- **Stated task**: Omit any picture, and return the remaining data exactly as written.

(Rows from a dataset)
** Start **
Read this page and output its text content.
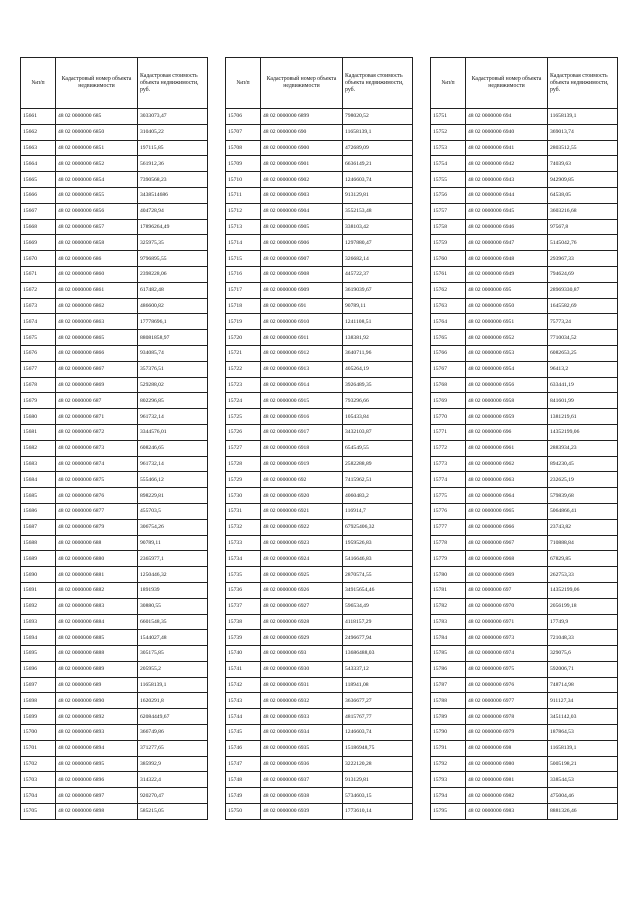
№п/п	Кадастровый номер объекта недвижимости	Кадастровая стоимость объекта недвижимости, руб.
15661	48 02 0000000 685	3033073,47
15662	48 02 0000000 6850	310405,22
15663	48 02 0000000 6851	197115,85
15664	48 02 0000000 6852	561912,36
15665	48 02 0000000 6854	7390568,23
15666	48 02 0000000 6855	3438514686
15667	48 02 0000000 6856	404728,94
15668	48 02 0000000 6857	17896264,49
15669	48 02 0000000 6858	325975,35
15670	48 02 0000000 686	9796895,55
15671	48 02 0000000 6860	2398228,06
15672	48 02 0000000 6861	617482,48
15673	48 02 0000000 6862	486600,82
15674	48 02 0000000 6863	17778696,1
15675	48 02 0000000 6865	88081858,97
15676	48 02 0000000 6866	934085,74
15677	48 02 0000000 6867	357376,51
15678	48 02 0000000 6869	529288,02
15679	48 02 0000000 687	802296,85
15680	48 02 0000000 6871	961732,14
15681	48 02 0000000 6872	3344576,01
15682	48 02 0000000 6873	608246,65
15683	48 02 0000000 6874	961732,14
15684	48 02 0000000 6875	555466,12
15685	48 02 0000000 6876	898229,81
15686	48 02 0000000 6877	455703,5
15687	48 02 0000000 6879	306754,26
15688	48 02 0000000 688	90789,11
15689	48 02 0000000 6880	2365977,1
15690	48 02 0000000 6881	1250446,32
15691	48 02 0000000 6882	1891939
15692	48 02 0000000 6883	30880,55
15693	48 02 0000000 6884	6601548,35
15694	48 02 0000000 6885	1544027,48
15695	48 02 0000000 6888	305175,85
15696	48 02 0000000 6889	205955,2
15697	48 02 0000000 689	11658139,1
15698	48 02 0000000 6890	1620291,8
15699	48 02 0000000 6892	62084449,67
15700	48 02 0000000 6893	366749,86
15701	48 02 0000000 6894	371277,65
15702	48 02 0000000 6895	385992,9
15703	48 02 0000000 6896	314322,4
15704	48 02 0000000 6897	920270,47
15705	48 02 0000000 6898	585215,05
№п/п	Кадастровый номер объекта недвижимости	Кадастровая стоимость объекта недвижимости, руб.
15706	48 02 0000000 6899	798020,52
15707	48 02 0000000 690	11658139,1
15708	48 02 0000000 6900	472689,09
15709	48 02 0000000 6901	6636149,21
15710	48 02 0000000 6902	1246603,74
15711	48 02 0000000 6903	913129,81
15712	48 02 0000000 6904	3552153,48
15713	48 02 0000000 6905	338103,42
15714	48 02 0000000 6906	1297880,47
15715	48 02 0000000 6907	326682,14
15716	48 02 0000000 6908	445722,37
15717	48 02 0000000 6909	3619039,67
15718	48 02 0000000 691	90789,11
15719	48 02 0000000 6910	1241108,51
15720	48 02 0000000 6911	138381,92
15721	48 02 0000000 6912	3640711,96
15722	48 02 0000000 6913	405264,19
15723	48 02 0000000 6914	3926489,35
15724	48 02 0000000 6915	793296,66
15725	48 02 0000000 6916	105433,84
15726	48 02 0000000 6917	3432103,87
15727	48 02 0000000 6918	654549,55
15728	48 02 0000000 6919	2582288,89
15729	48 02 0000000 692	7415962,51
15730	48 02 0000000 6920	4060483,2
15731	48 02 0000000 6921	116914,7
15732	48 02 0000000 6922	67925406,32
15733	48 02 0000000 6923	1959526,83
15734	48 02 0000000 6924	5416646,83
15735	48 02 0000000 6925	2870574,55
15736	48 02 0000000 6926	34915654,46
15737	48 02 0000000 6927	596534,49
15738	48 02 0000000 6928	4118157,29
15739	48 02 0000000 6929	2496677,94
15740	48 02 0000000 693	13686488,03
15741	48 02 0000000 6930	543337,12
15742	48 02 0000000 6931	118941,08
15743	48 02 0000000 6932	3636677,27
15744	48 02 0000000 6933	4815767,77
15745	48 02 0000000 6934	1246603,74
15746	48 02 0000000 6935	15186948,75
15747	48 02 0000000 6936	3222120,28
15748	48 02 0000000 6937	913129,81
15749	48 02 0000000 6938	5734603,15
15750	48 02 0000000 6939	1773610,14
№п/п	Кадастровый номер объекта недвижимости	Кадастровая стоимость объекта недвижимости, руб.
15751	48 02 0000000 694	11658139,1
15752	48 02 0000000 6940	369013,74
15753	48 02 0000000 6941	2803512,55
15754	48 02 0000000 6942	74039,63
15755	48 02 0000000 6943	942909,85
15756	48 02 0000000 6944	64538,05
15757	48 02 0000000 6945	3603216,68
15758	48 02 0000000 6946	97567,8
15759	48 02 0000000 6947	5145042,76
15760	48 02 0000000 6948	293967,33
15761	48 02 0000000 6949	794624,69
15762	48 02 0000000 695	28969330,87
15763	48 02 0000000 6950	1645582,69
15764	48 02 0000000 6951	75773,24
15765	48 02 0000000 6952	7710034,52
15766	48 02 0000000 6953	6082653,25
15767	48 02 0000000 6954	96413,2
15768	48 02 0000000 6956	633441,19
15769	48 02 0000000 6958	841601,99
15770	48 02 0000000 6959	1381219,61
15771	48 02 0000000 696	14352199,06
15772	48 02 0000000 6961	2883934,23
15773	48 02 0000000 6962	894230,45
15774	48 02 0000000 6963	232625,19
15775	48 02 0000000 6964	579839,68
15776	48 02 0000000 6965	5064866,41
15777	48 02 0000000 6966	23743,82
15778	48 02 0000000 6967	710888,84
15779	48 02 0000000 6968	67829,85
15780	48 02 0000000 6969	262753,33
15781	48 02 0000000 697	14352199,06
15782	48 02 0000000 6970	2056199,18
15783	48 02 0000000 6971	17749,9
15784	48 02 0000000 6973	721048,33
15785	48 02 0000000 6974	329075,6
15786	48 02 0000000 6975	592006,71
15787	48 02 0000000 6976	748714,98
15788	48 02 0000000 6977	911127,34
15789	48 02 0000000 6978	3451142,03
15790	48 02 0000000 6979	187864,53
15791	48 02 0000000 698	11658139,1
15792	48 02 0000000 6980	5005198,21
15793	48 02 0000000 6981	338544,53
15794	48 02 0000000 6982	475004,46
15795	48 02 0000000 6983	8881326,46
** End **
- **Result of this task**:
Read this page and output its text content.
№п/п	Кадастровый номер объекта недвижимости	Кадастровая стоимость объекта недвижимости, руб.
15661	48 02 0000000 685	3033073,47
15662	48 02 0000000 6850	310405,22
15663	48 02 0000000 6851	197115,85
15664	48 02 0000000 6852	561912,36
15665	48 02 0000000 6854	7390568,23
15666	48 02 0000000 6855	3438514686
15667	48 02 0000000 6856	404728,94
15668	48 02 0000000 6857	17896264,49
15669	48 02 0000000 6858	325975,35
15670	48 02 0000000 686	9796895,55
15671	48 02 0000000 6860	2398228,06
15672	48 02 0000000 6861	617482,48
15673	48 02 0000000 6862	486600,82
15674	48 02 0000000 6863	17778696,1
15675	48 02 0000000 6865	88081858,97
15676	48 02 0000000 6866	934085,74
15677	48 02 0000000 6867	357376,51
15678	48 02 0000000 6869	529288,02
15679	48 02 0000000 687	802296,85
15680	48 02 0000000 6871	961732,14
15681	48 02 0000000 6872	3344576,01
15682	48 02 0000000 6873	608246,65
15683	48 02 0000000 6874	961732,14
15684	48 02 0000000 6875	555466,12
15685	48 02 0000000 6876	898229,81
15686	48 02 0000000 6877	455703,5
15687	48 02 0000000 6879	306754,26
15688	48 02 0000000 688	90789,11
15689	48 02 0000000 6880	2365977,1
15690	48 02 0000000 6881	1250446,32
15691	48 02 0000000 6882	1891939
15692	48 02 0000000 6883	30880,55
15693	48 02 0000000 6884	6601548,35
15694	48 02 0000000 6885	1544027,48
15695	48 02 0000000 6888	305175,85
15696	48 02 0000000 6889	205955,2
15697	48 02 0000000 689	11658139,1
15698	48 02 0000000 6890	1620291,8
15699	48 02 0000000 6892	62084449,67
15700	48 02 0000000 6893	366749,86
15701	48 02 0000000 6894	371277,65
15702	48 02 0000000 6895	385992,9
15703	48 02 0000000 6896	314322,4
15704	48 02 0000000 6897	920270,47
15705	48 02 0000000 6898	585215,05
№п/п	Кадастровый номер объекта недвижимости	Кадастровая стоимость объекта недвижимости, руб.
15706	48 02 0000000 6899	798020,52
15707	48 02 0000000 690	11658139,1
15708	48 02 0000000 6900	472689,09
15709	48 02 0000000 6901	6636149,21
15710	48 02 0000000 6902	1246603,74
15711	48 02 0000000 6903	913129,81
15712	48 02 0000000 6904	3552153,48
15713	48 02 0000000 6905	338103,42
15714	48 02 0000000 6906	1297880,47
15715	48 02 0000000 6907	326682,14
15716	48 02 0000000 6908	445722,37
15717	48 02 0000000 6909	3619039,67
15718	48 02 0000000 691	90789,11
15719	48 02 0000000 6910	1241108,51
15720	48 02 0000000 6911	138381,92
15721	48 02 0000000 6912	3640711,96
15722	48 02 0000000 6913	405264,19
15723	48 02 0000000 6914	3926489,35
15724	48 02 0000000 6915	793296,66
15725	48 02 0000000 6916	105433,84
15726	48 02 0000000 6917	3432103,87
15727	48 02 0000000 6918	654549,55
15728	48 02 0000000 6919	2582288,89
15729	48 02 0000000 692	7415962,51
15730	48 02 0000000 6920	4060483,2
15731	48 02 0000000 6921	116914,7
15732	48 02 0000000 6922	67925406,32
15733	48 02 0000000 6923	1959526,83
15734	48 02 0000000 6924	5416646,83
15735	48 02 0000000 6925	2870574,55
15736	48 02 0000000 6926	34915654,46
15737	48 02 0000000 6927	596534,49
15738	48 02 0000000 6928	4118157,29
15739	48 02 0000000 6929	2496677,94
15740	48 02 0000000 693	13686488,03
15741	48 02 0000000 6930	543337,12
15742	48 02 0000000 6931	118941,08
15743	48 02 0000000 6932	3636677,27
15744	48 02 0000000 6933	4815767,77
15745	48 02 0000000 6934	1246603,74
15746	48 02 0000000 6935	15186948,75
15747	48 02 0000000 6936	3222120,28
15748	48 02 0000000 6937	913129,81
15749	48 02 0000000 6938	5734603,15
15750	48 02 0000000 6939	1773610,14
№п/п	Кадастровый номер объекта недвижимости	Кадастровая стоимость объекта недвижимости, руб.
15751	48 02 0000000 694	11658139,1
15752	48 02 0000000 6940	369013,74
15753	48 02 0000000 6941	2803512,55
15754	48 02 0000000 6942	74039,63
15755	48 02 0000000 6943	942909,85
15756	48 02 0000000 6944	64538,05
15757	48 02 0000000 6945	3603216,68
15758	48 02 0000000 6946	97567,8
15759	48 02 0000000 6947	5145042,76
15760	48 02 0000000 6948	293967,33
15761	48 02 0000000 6949	794624,69
15762	48 02 0000000 695	28969330,87
15763	48 02 0000000 6950	1645582,69
15764	48 02 0000000 6951	75773,24
15765	48 02 0000000 6952	7710034,52
15766	48 02 0000000 6953	6082653,25
15767	48 02 0000000 6954	96413,2
15768	48 02 0000000 6956	633441,19
15769	48 02 0000000 6958	841601,99
15770	48 02 0000000 6959	1381219,61
15771	48 02 0000000 696	14352199,06
15772	48 02 0000000 6961	2883934,23
15773	48 02 0000000 6962	894230,45
15774	48 02 0000000 6963	232625,19
15775	48 02 0000000 6964	579839,68
15776	48 02 0000000 6965	5064866,41
15777	48 02 0000000 6966	23743,82
15778	48 02 0000000 6967	710888,84
15779	48 02 0000000 6968	67829,85
15780	48 02 0000000 6969	262753,33
15781	48 02 0000000 697	14352199,06
15782	48 02 0000000 6970	2056199,18
15783	48 02 0000000 6971	17749,9
15784	48 02 0000000 6973	721048,33
15785	48 02 0000000 6974	329075,6
15786	48 02 0000000 6975	592006,71
15787	48 02 0000000 6976	748714,98
15788	48 02 0000000 6977	911127,34
15789	48 02 0000000 6978	3451142,03
15790	48 02 0000000 6979	187864,53
15791	48 02 0000000 698	11658139,1
15792	48 02 0000000 6980	5005198,21
15793	48 02 0000000 6981	338544,53
15794	48 02 0000000 6982	475004,46
15795	48 02 0000000 6983	8881326,46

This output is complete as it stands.